### Collected data
________________________

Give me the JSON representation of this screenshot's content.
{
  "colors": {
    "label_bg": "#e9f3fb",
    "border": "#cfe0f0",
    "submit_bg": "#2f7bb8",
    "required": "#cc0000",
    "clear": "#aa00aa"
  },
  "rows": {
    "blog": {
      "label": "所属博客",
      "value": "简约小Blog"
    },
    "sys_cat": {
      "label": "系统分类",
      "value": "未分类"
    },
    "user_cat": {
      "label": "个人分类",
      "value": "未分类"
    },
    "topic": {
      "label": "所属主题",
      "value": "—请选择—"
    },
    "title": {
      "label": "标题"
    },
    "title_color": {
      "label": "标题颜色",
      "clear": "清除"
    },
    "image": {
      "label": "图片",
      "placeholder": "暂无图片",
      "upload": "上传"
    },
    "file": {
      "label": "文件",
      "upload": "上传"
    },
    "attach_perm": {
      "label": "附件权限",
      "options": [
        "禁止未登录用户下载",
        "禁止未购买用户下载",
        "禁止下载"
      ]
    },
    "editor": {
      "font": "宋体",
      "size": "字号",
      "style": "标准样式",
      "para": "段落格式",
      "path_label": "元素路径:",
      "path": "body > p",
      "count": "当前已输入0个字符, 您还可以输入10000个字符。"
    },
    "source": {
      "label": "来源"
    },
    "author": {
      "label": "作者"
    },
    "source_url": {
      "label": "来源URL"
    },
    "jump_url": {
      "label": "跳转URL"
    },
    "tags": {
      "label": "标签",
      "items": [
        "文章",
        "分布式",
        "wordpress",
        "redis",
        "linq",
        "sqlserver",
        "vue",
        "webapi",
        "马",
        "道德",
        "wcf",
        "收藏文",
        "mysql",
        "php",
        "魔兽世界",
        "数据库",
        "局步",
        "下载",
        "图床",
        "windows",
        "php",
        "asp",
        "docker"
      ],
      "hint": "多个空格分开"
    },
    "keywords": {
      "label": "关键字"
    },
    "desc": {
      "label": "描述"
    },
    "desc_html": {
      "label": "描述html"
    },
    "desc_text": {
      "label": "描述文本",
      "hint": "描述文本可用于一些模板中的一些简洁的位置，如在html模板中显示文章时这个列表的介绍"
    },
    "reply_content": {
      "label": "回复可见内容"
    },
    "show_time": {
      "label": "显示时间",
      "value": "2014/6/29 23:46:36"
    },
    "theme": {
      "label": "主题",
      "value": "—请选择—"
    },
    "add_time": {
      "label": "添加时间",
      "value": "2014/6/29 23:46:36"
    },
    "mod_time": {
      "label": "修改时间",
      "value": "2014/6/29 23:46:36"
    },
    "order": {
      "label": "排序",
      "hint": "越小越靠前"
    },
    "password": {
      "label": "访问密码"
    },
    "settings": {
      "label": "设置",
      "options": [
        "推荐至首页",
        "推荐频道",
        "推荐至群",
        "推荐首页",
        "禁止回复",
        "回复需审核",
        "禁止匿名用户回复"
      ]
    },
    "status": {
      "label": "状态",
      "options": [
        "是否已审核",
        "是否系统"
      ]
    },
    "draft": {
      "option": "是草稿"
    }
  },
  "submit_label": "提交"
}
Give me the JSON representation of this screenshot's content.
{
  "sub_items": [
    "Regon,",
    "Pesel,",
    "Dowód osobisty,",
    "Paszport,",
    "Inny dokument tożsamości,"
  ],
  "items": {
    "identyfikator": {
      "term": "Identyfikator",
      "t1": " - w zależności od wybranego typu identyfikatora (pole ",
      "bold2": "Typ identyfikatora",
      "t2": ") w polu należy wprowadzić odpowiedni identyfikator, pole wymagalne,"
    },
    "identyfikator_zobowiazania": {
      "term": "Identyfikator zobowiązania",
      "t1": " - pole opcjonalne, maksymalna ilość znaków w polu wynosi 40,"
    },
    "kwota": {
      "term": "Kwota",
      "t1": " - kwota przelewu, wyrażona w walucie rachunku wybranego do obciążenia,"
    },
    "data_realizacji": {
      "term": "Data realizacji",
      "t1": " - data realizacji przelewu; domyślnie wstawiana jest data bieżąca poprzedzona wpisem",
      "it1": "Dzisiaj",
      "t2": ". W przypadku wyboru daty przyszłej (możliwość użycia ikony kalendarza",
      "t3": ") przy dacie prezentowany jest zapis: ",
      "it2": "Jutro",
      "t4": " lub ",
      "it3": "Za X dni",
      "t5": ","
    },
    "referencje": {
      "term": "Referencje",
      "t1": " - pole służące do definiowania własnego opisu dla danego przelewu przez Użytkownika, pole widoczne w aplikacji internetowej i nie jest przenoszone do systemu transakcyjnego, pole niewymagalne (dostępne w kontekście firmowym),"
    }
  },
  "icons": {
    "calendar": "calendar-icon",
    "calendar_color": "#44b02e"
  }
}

________________________

### Exercise details
Among the lines of the material, find those that hold the word "hint" and copy them.

### Output for this task
      "hint": "多个空格分开"
      "hint": "描述文本可用于一些模板中的一些简洁的位置，如在html模板中显示文章时这个列表的介绍"
      "hint": "越小越靠前"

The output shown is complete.